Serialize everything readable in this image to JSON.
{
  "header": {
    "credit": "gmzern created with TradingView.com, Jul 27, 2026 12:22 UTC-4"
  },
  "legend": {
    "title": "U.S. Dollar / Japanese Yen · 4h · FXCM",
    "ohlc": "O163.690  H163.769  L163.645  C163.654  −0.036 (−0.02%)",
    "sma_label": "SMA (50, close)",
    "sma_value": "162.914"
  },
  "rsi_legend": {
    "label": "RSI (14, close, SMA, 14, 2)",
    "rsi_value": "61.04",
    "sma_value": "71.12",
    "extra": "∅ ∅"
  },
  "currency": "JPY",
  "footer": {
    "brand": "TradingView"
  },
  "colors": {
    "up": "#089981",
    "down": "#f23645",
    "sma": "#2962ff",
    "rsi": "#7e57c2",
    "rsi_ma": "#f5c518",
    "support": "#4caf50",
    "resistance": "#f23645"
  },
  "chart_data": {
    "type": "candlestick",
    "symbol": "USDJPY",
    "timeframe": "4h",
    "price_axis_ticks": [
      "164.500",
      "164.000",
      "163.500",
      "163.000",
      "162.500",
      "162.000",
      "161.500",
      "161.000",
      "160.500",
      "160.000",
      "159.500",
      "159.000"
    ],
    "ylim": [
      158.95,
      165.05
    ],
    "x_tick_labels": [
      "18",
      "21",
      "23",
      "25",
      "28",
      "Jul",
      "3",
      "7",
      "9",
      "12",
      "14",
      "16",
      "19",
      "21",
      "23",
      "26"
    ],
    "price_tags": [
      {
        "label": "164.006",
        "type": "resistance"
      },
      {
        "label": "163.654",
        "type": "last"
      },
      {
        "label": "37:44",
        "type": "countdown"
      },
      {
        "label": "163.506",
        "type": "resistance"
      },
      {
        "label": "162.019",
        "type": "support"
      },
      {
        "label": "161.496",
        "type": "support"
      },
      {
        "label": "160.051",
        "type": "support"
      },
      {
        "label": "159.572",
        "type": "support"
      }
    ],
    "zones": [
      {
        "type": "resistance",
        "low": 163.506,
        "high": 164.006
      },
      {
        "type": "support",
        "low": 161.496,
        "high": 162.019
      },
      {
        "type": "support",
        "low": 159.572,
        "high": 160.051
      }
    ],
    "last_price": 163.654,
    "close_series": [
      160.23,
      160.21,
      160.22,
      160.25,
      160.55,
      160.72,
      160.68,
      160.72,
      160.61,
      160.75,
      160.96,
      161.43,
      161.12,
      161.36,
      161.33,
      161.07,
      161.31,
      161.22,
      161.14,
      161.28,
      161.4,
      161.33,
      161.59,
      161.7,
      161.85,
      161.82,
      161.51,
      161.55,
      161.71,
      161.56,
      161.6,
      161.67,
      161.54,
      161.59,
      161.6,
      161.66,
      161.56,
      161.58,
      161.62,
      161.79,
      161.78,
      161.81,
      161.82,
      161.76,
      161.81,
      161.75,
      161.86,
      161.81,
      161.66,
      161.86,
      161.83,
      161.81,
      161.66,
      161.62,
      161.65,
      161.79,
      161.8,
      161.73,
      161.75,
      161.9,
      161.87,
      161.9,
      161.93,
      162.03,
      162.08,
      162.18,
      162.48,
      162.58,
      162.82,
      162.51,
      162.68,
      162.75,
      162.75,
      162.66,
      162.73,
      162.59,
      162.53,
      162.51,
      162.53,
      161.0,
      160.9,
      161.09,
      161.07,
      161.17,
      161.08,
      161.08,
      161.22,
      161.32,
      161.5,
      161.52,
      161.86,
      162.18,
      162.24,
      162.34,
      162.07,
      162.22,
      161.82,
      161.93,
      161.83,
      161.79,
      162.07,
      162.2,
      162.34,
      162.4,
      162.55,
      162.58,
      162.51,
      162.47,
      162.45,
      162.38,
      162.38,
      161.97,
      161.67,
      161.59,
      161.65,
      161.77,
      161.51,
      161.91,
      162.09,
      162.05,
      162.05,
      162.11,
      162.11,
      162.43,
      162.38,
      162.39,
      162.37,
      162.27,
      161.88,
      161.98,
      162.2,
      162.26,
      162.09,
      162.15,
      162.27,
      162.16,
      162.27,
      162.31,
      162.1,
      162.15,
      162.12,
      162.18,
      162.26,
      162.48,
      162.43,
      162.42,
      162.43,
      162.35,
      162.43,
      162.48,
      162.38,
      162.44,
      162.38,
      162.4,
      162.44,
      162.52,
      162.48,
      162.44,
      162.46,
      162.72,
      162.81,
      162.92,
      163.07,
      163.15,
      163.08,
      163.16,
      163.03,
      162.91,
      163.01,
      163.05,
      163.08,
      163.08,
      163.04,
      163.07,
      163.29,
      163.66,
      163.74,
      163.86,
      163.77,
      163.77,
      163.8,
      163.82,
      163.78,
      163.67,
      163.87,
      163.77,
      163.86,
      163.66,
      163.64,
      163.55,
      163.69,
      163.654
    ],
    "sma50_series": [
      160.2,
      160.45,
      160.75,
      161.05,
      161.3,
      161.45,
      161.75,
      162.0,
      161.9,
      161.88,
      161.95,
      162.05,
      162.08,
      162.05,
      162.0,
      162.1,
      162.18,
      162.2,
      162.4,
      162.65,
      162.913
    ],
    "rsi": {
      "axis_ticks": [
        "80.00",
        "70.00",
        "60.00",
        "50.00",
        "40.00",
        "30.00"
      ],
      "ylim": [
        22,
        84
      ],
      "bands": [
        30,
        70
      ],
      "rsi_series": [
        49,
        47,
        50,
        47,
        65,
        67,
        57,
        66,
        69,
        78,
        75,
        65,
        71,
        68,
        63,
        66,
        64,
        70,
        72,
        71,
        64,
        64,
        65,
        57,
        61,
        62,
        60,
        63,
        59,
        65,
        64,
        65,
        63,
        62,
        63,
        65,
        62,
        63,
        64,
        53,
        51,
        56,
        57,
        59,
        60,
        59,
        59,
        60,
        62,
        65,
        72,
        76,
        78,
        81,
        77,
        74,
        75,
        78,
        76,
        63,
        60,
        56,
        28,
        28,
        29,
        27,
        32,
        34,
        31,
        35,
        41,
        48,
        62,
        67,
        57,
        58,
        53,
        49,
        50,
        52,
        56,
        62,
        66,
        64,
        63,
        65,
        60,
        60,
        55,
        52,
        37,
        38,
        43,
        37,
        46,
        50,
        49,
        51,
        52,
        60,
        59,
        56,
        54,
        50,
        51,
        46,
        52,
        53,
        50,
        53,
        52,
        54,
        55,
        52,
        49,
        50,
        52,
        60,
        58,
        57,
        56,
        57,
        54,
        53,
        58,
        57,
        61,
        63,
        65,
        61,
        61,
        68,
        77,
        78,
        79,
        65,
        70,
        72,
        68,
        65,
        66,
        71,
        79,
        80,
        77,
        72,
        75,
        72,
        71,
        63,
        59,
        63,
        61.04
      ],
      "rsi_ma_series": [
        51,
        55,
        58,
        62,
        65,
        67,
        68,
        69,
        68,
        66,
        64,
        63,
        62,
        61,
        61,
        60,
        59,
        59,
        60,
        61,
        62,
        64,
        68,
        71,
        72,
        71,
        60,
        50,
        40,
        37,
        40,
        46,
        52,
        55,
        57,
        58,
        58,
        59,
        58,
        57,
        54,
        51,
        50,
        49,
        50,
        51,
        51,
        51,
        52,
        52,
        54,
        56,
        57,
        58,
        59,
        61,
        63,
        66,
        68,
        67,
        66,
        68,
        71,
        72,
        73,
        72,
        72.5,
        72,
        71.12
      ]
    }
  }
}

> Exercise description:
Return all of the data exactly as it reads.

> Response to this exercise:
Serialize everything readable in this image to JSON.
{
  "header": {
    "credit": "gmzern created with TradingView.com, Jul 27, 2026 12:22 UTC-4"
  },
  "legend": {
    "title": "U.S. Dollar / Japanese Yen · 4h · FXCM",
    "ohlc": "O163.690  H163.769  L163.645  C163.654  −0.036 (−0.02%)",
    "sma_label": "SMA (50, close)",
    "sma_value": "162.914"
  },
  "rsi_legend": {
    "label": "RSI (14, close, SMA, 14, 2)",
    "rsi_value": "61.04",
    "sma_value": "71.12",
    "extra": "∅ ∅"
  },
  "currency": "JPY",
  "footer": {
    "brand": "TradingView"
  },
  "colors": {
    "up": "#089981",
    "down": "#f23645",
    "sma": "#2962ff",
    "rsi": "#7e57c2",
    "rsi_ma": "#f5c518",
    "support": "#4caf50",
    "resistance": "#f23645"
  },
  "chart_data": {
    "type": "candlestick",
    "symbol": "USDJPY",
    "timeframe": "4h",
    "price_axis_ticks": [
      "164.500",
      "164.000",
      "163.500",
      "163.000",
      "162.500",
      "162.000",
      "161.500",
      "161.000",
      "160.500",
      "160.000",
      "159.500",
      "159.000"
    ],
    "ylim": [
      158.95,
      165.05
    ],
    "x_tick_labels": [
      "18",
      "21",
      "23",
      "25",
      "28",
      "Jul",
      "3",
      "7",
      "9",
      "12",
      "14",
      "16",
      "19",
      "21",
      "23",
      "26"
    ],
    "price_tags": [
      {
        "label": "164.006",
        "type": "resistance"
      },
      {
        "label": "163.654",
        "type": "last"
      },
      {
        "label": "37:44",
        "type": "countdown"
      },
      {
        "label": "163.506",
        "type": "resistance"
      },
      {
        "label": "162.019",
        "type": "support"
      },
      {
        "label": "161.496",
        "type": "support"
      },
      {
        "label": "160.051",
        "type": "support"
      },
      {
        "label": "159.572",
        "type": "support"
      }
    ],
    "zones": [
      {
        "type": "resistance",
        "low": 163.506,
        "high": 164.006
      },
      {
        "type": "support",
        "low": 161.496,
        "high": 162.019
      },
      {
        "type": "support",
        "low": 159.572,
        "high": 160.051
      }
    ],
    "last_price": 163.654,
    "close_series": [
      160.23,
      160.21,
      160.22,
      160.25,
      160.55,
      160.72,
      160.68,
      160.72,
      160.61,
      160.75,
      160.96,
      161.43,
      161.12,
      161.36,
      161.33,
      161.07,
      161.31,
      161.22,
      161.14,
      161.28,
      161.4,
      161.33,
      161.59,
      161.7,
      161.85,
      161.82,
      161.51,
      161.55,
      161.71,
      161.56,
      161.6,
      161.67,
      161.54,
      161.59,
      161.6,
      161.66,
      161.56,
      161.58,
      161.62,
      161.79,
      161.78,
      161.81,
      161.82,
      161.76,
      161.81,
      161.75,
      161.86,
      161.81,
      161.66,
      161.86,
      161.83,
      161.81,
      161.66,
      161.62,
      161.65,
      161.79,
      161.8,
      161.73,
      161.75,
      161.9,
      161.87,
      161.9,
      161.93,
      162.03,
      162.08,
      162.18,
      162.48,
      162.58,
      162.82,
      162.51,
      162.68,
      162.75,
      162.75,
      162.66,
      162.73,
      162.59,
      162.53,
      162.51,
      162.53,
      161.0,
      160.9,
      161.09,
      161.07,
      161.17,
      161.08,
      161.08,
      161.22,
      161.32,
      161.5,
      161.52,
      161.86,
      162.18,
      162.24,
      162.34,
      162.07,
      162.22,
      161.82,
      161.93,
      161.83,
      161.79,
      162.07,
      162.2,
      162.34,
      162.4,
      162.55,
      162.58,
      162.51,
      162.47,
      162.45,
      162.38,
      162.38,
      161.97,
      161.67,
      161.59,
      161.65,
      161.77,
      161.51,
      161.91,
      162.09,
      162.05,
      162.05,
      162.11,
      162.11,
      162.43,
      162.38,
      162.39,
      162.37,
      162.27,
      161.88,
      161.98,
      162.2,
      162.26,
      162.09,
      162.15,
      162.27,
      162.16,
      162.27,
      162.31,
      162.1,
      162.15,
      162.12,
      162.18,
      162.26,
      162.48,
      162.43,
      162.42,
      162.43,
      162.35,
      162.43,
      162.48,
      162.38,
      162.44,
      162.38,
      162.4,
      162.44,
      162.52,
      162.48,
      162.44,
      162.46,
      162.72,
      162.81,
      162.92,
      163.07,
      163.15,
      163.08,
      163.16,
      163.03,
      162.91,
      163.01,
      163.05,
      163.08,
      163.08,
      163.04,
      163.07,
      163.29,
      163.66,
      163.74,
      163.86,
      163.77,
      163.77,
      163.8,
      163.82,
      163.78,
      163.67,
      163.87,
      163.77,
      163.86,
      163.66,
      163.64,
      163.55,
      163.69,
      163.654
    ],
    "sma50_series": [
      160.2,
      160.45,
      160.75,
      161.05,
      161.3,
      161.45,
      161.75,
      162.0,
      161.9,
      161.88,
      161.95,
      162.05,
      162.08,
      162.05,
      162.0,
      162.1,
      162.18,
      162.2,
      162.4,
      162.65,
      162.913
    ],
    "rsi": {
      "axis_ticks": [
        "80.00",
        "70.00",
        "60.00",
        "50.00",
        "40.00",
        "30.00"
      ],
      "ylim": [
        22,
        84
      ],
      "bands": [
        30,
        70
      ],
      "rsi_series": [
        49,
        47,
        50,
        47,
        65,
        67,
        57,
        66,
        69,
        78,
        75,
        65,
        71,
        68,
        63,
        66,
        64,
        70,
        72,
        71,
        64,
        64,
        65,
        57,
        61,
        62,
        60,
        63,
        59,
        65,
        64,
        65,
        63,
        62,
        63,
        65,
        62,
        63,
        64,
        53,
        51,
        56,
        57,
        59,
        60,
        59,
        59,
        60,
        62,
        65,
        72,
        76,
        78,
        81,
        77,
        74,
        75,
        78,
        76,
        63,
        60,
        56,
        28,
        28,
        29,
        27,
        32,
        34,
        31,
        35,
        41,
        48,
        62,
        67,
        57,
        58,
        53,
        49,
        50,
        52,
        56,
        62,
        66,
        64,
        63,
        65,
        60,
        60,
        55,
        52,
        37,
        38,
        43,
        37,
        46,
        50,
        49,
        51,
        52,
        60,
        59,
        56,
        54,
        50,
        51,
        46,
        52,
        53,
        50,
        53,
        52,
        54,
        55,
        52,
        49,
        50,
        52,
        60,
        58,
        57,
        56,
        57,
        54,
        53,
        58,
        57,
        61,
        63,
        65,
        61,
        61,
        68,
        77,
        78,
        79,
        65,
        70,
        72,
        68,
        65,
        66,
        71,
        79,
        80,
        77,
        72,
        75,
        72,
        71,
        63,
        59,
        63,
        61.04
      ],
      "rsi_ma_series": [
        51,
        55,
        58,
        62,
        65,
        67,
        68,
        69,
        68,
        66,
        64,
        63,
        62,
        61,
        61,
        60,
        59,
        59,
        60,
        61,
        62,
        64,
        68,
        71,
        72,
        71,
        60,
        50,
        40,
        37,
        40,
        46,
        52,
        55,
        57,
        58,
        58,
        59,
        58,
        57,
        54,
        51,
        50,
        49,
        50,
        51,
        51,
        51,
        52,
        52,
        54,
        56,
        57,
        58,
        59,
        61,
        63,
        66,
        68,
        67,
        66,
        68,
        71,
        72,
        73,
        72,
        72.5,
        72,
        71.12
      ]
    }
  }
}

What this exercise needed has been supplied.